Go through the records and extract every line with the word "JSON".

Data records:
= = =

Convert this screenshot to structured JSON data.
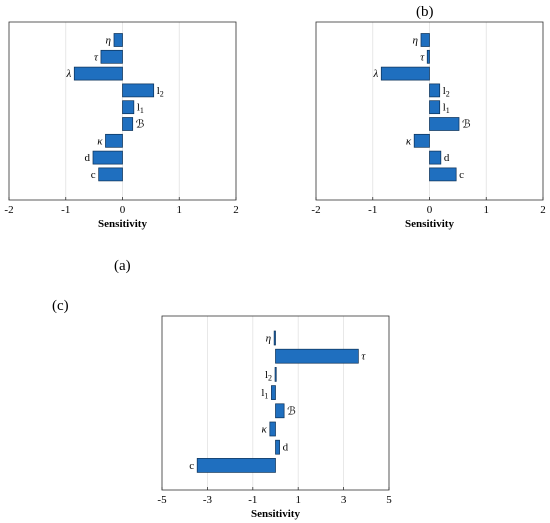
{
  "panel_labels": [
    "(a)",
    "(b)",
    "(c)"
  ],
  "chart_data": [
    {
      "id": "a",
      "type": "bar",
      "orientation": "horizontal",
      "xlabel": "Sensitivity",
      "xlim": [
        -2,
        2
      ],
      "xticks": [
        -2,
        -1,
        0,
        1,
        2
      ],
      "xtick_labels": [
        "-2",
        "-1",
        "0",
        "1",
        "2"
      ],
      "grid_x": true,
      "bar_color": "#1f6fbf",
      "categories": [
        "η",
        "τ",
        "λ",
        "l2",
        "l1",
        "ℬ",
        "κ",
        "d",
        "c"
      ],
      "label_side": [
        "left",
        "left",
        "left",
        "right",
        "right",
        "right",
        "left",
        "left",
        "left"
      ],
      "values": [
        -0.15,
        -0.38,
        -0.85,
        0.55,
        0.2,
        0.18,
        -0.3,
        -0.52,
        -0.42
      ]
    },
    {
      "id": "b",
      "type": "bar",
      "orientation": "horizontal",
      "xlabel": "Sensitivity",
      "xlim": [
        -2,
        2
      ],
      "xticks": [
        -2,
        -1,
        0,
        1,
        2
      ],
      "xtick_labels": [
        "-2",
        "-1",
        "0",
        "1",
        "2"
      ],
      "grid_x": true,
      "bar_color": "#1f6fbf",
      "categories": [
        "η",
        "τ",
        "λ",
        "l2",
        "l1",
        "ℬ",
        "κ",
        "d",
        "c"
      ],
      "label_side": [
        "left",
        "left",
        "left",
        "right",
        "right",
        "right",
        "left",
        "right",
        "right"
      ],
      "values": [
        -0.15,
        -0.04,
        -0.85,
        0.18,
        0.18,
        0.52,
        -0.27,
        0.2,
        0.47
      ]
    },
    {
      "id": "c",
      "type": "bar",
      "orientation": "horizontal",
      "xlabel": "Sensitivity",
      "xlim": [
        -5,
        5
      ],
      "xticks": [
        -5,
        -3,
        -1,
        1,
        3,
        5
      ],
      "xtick_labels": [
        "-5",
        "-3",
        "-1",
        "1",
        "3",
        "5"
      ],
      "grid_x": true,
      "bar_color": "#1f6fbf",
      "categories": [
        "η",
        "τ",
        "l2",
        "l1",
        "ℬ",
        "κ",
        "d",
        "c"
      ],
      "label_side": [
        "left",
        "right",
        "left",
        "left",
        "right",
        "left",
        "right",
        "left"
      ],
      "values": [
        -0.06,
        3.65,
        -0.02,
        -0.18,
        0.38,
        -0.25,
        0.18,
        -3.45
      ]
    }
  ]
}
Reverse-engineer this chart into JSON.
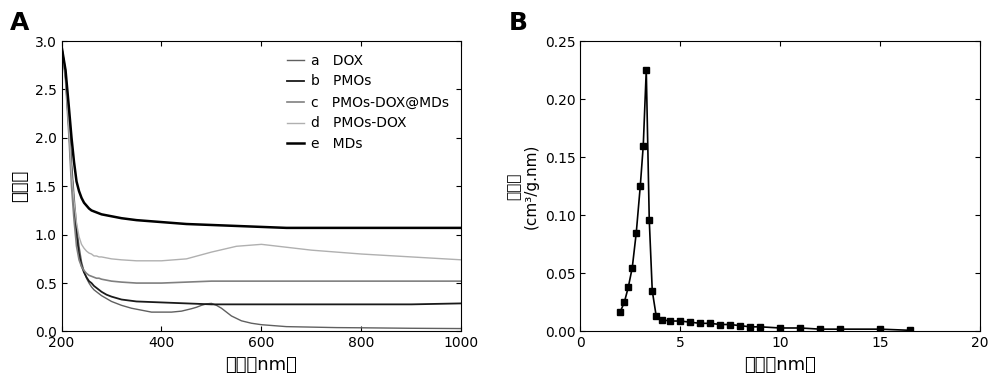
{
  "panel_A": {
    "title": "A",
    "xlabel": "波长（nm）",
    "ylabel": "吸光度",
    "xlim": [
      200,
      1000
    ],
    "ylim": [
      0.0,
      3.0
    ],
    "yticks": [
      0.0,
      0.5,
      1.0,
      1.5,
      2.0,
      2.5,
      3.0
    ],
    "xticks": [
      200,
      400,
      600,
      800,
      1000
    ],
    "legend_labels": [
      "a   DOX",
      "b   PMOs",
      "c   PMOs-DOX@MDs",
      "d   PMOs-DOX",
      "e   MDs"
    ],
    "curves": {
      "a_DOX": {
        "color": "#606060",
        "lw": 1.0,
        "x": [
          200,
          208,
          215,
          220,
          225,
          230,
          235,
          240,
          245,
          250,
          255,
          260,
          265,
          270,
          275,
          280,
          290,
          300,
          320,
          340,
          360,
          380,
          400,
          420,
          440,
          460,
          470,
          480,
          490,
          500,
          510,
          520,
          530,
          540,
          560,
          580,
          600,
          650,
          700,
          750,
          800,
          900,
          1000
        ],
        "y": [
          2.95,
          2.7,
          2.2,
          1.75,
          1.4,
          1.1,
          0.88,
          0.72,
          0.62,
          0.55,
          0.5,
          0.46,
          0.43,
          0.41,
          0.39,
          0.37,
          0.34,
          0.31,
          0.27,
          0.24,
          0.22,
          0.2,
          0.2,
          0.2,
          0.21,
          0.235,
          0.25,
          0.27,
          0.285,
          0.29,
          0.27,
          0.24,
          0.2,
          0.16,
          0.11,
          0.085,
          0.07,
          0.05,
          0.045,
          0.04,
          0.038,
          0.033,
          0.03
        ]
      },
      "b_PMOs": {
        "color": "#1a1a1a",
        "lw": 1.3,
        "x": [
          200,
          208,
          215,
          220,
          225,
          230,
          235,
          240,
          245,
          250,
          255,
          260,
          265,
          270,
          275,
          280,
          290,
          300,
          320,
          350,
          400,
          450,
          500,
          550,
          600,
          650,
          700,
          750,
          800,
          900,
          1000
        ],
        "y": [
          2.95,
          2.65,
          2.1,
          1.65,
          1.3,
          1.0,
          0.8,
          0.68,
          0.61,
          0.56,
          0.52,
          0.5,
          0.47,
          0.45,
          0.43,
          0.41,
          0.38,
          0.36,
          0.33,
          0.31,
          0.3,
          0.29,
          0.28,
          0.28,
          0.28,
          0.28,
          0.28,
          0.28,
          0.28,
          0.28,
          0.29
        ]
      },
      "c_PMOs_DOX_MDs": {
        "color": "#808080",
        "lw": 1.2,
        "x": [
          200,
          208,
          215,
          220,
          225,
          230,
          235,
          240,
          245,
          250,
          255,
          260,
          265,
          270,
          275,
          280,
          290,
          300,
          320,
          350,
          400,
          450,
          500,
          550,
          600,
          650,
          700,
          750,
          800,
          900,
          1000
        ],
        "y": [
          2.95,
          2.6,
          2.0,
          1.5,
          1.15,
          0.88,
          0.74,
          0.67,
          0.63,
          0.6,
          0.58,
          0.57,
          0.56,
          0.55,
          0.55,
          0.54,
          0.53,
          0.52,
          0.51,
          0.5,
          0.5,
          0.51,
          0.52,
          0.52,
          0.52,
          0.52,
          0.52,
          0.52,
          0.52,
          0.52,
          0.52
        ]
      },
      "d_PMOs_DOX": {
        "color": "#b0b0b0",
        "lw": 1.0,
        "x": [
          200,
          208,
          215,
          220,
          225,
          230,
          235,
          240,
          245,
          250,
          255,
          260,
          265,
          270,
          275,
          280,
          290,
          300,
          320,
          350,
          400,
          450,
          500,
          550,
          600,
          650,
          700,
          750,
          800,
          900,
          1000
        ],
        "y": [
          2.95,
          2.65,
          2.1,
          1.65,
          1.35,
          1.12,
          0.98,
          0.9,
          0.86,
          0.83,
          0.81,
          0.8,
          0.78,
          0.78,
          0.77,
          0.77,
          0.76,
          0.75,
          0.74,
          0.73,
          0.73,
          0.75,
          0.82,
          0.88,
          0.9,
          0.87,
          0.84,
          0.82,
          0.8,
          0.77,
          0.74
        ]
      },
      "e_MDs": {
        "color": "#000000",
        "lw": 1.8,
        "x": [
          200,
          208,
          215,
          220,
          225,
          230,
          235,
          240,
          245,
          250,
          255,
          260,
          265,
          270,
          275,
          280,
          290,
          300,
          320,
          350,
          400,
          450,
          500,
          550,
          600,
          650,
          700,
          750,
          800,
          900,
          1000
        ],
        "y": [
          2.95,
          2.7,
          2.3,
          2.0,
          1.75,
          1.55,
          1.45,
          1.38,
          1.33,
          1.3,
          1.27,
          1.25,
          1.24,
          1.23,
          1.22,
          1.21,
          1.2,
          1.19,
          1.17,
          1.15,
          1.13,
          1.11,
          1.1,
          1.09,
          1.08,
          1.07,
          1.07,
          1.07,
          1.07,
          1.07,
          1.07
        ]
      }
    }
  },
  "panel_B": {
    "title": "B",
    "xlabel": "波长（nm）",
    "ylabel": "孔面积（cm³/g·nm）",
    "ylabel_line1": "孔面积",
    "ylabel_line2": "(cm³/g.nm)",
    "xlim": [
      0,
      20
    ],
    "ylim": [
      0.0,
      0.25
    ],
    "xticks": [
      0,
      5,
      10,
      15,
      20
    ],
    "yticks": [
      0.0,
      0.05,
      0.1,
      0.15,
      0.2,
      0.25
    ],
    "x": [
      2.0,
      2.2,
      2.4,
      2.6,
      2.8,
      3.0,
      3.15,
      3.3,
      3.45,
      3.6,
      3.8,
      4.1,
      4.5,
      5.0,
      5.5,
      6.0,
      6.5,
      7.0,
      7.5,
      8.0,
      8.5,
      9.0,
      10.0,
      11.0,
      12.0,
      13.0,
      15.0,
      16.5
    ],
    "y": [
      0.017,
      0.025,
      0.038,
      0.055,
      0.085,
      0.125,
      0.16,
      0.225,
      0.096,
      0.035,
      0.013,
      0.01,
      0.009,
      0.009,
      0.008,
      0.007,
      0.007,
      0.006,
      0.006,
      0.005,
      0.004,
      0.004,
      0.003,
      0.003,
      0.002,
      0.002,
      0.002,
      0.001
    ],
    "marker": "s",
    "markersize": 4,
    "color": "#000000",
    "lw": 1.2
  }
}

= = =

▸ Task answer
Convert this screenshot to structured JSON data.
Reverse-engineer this chart into JSON.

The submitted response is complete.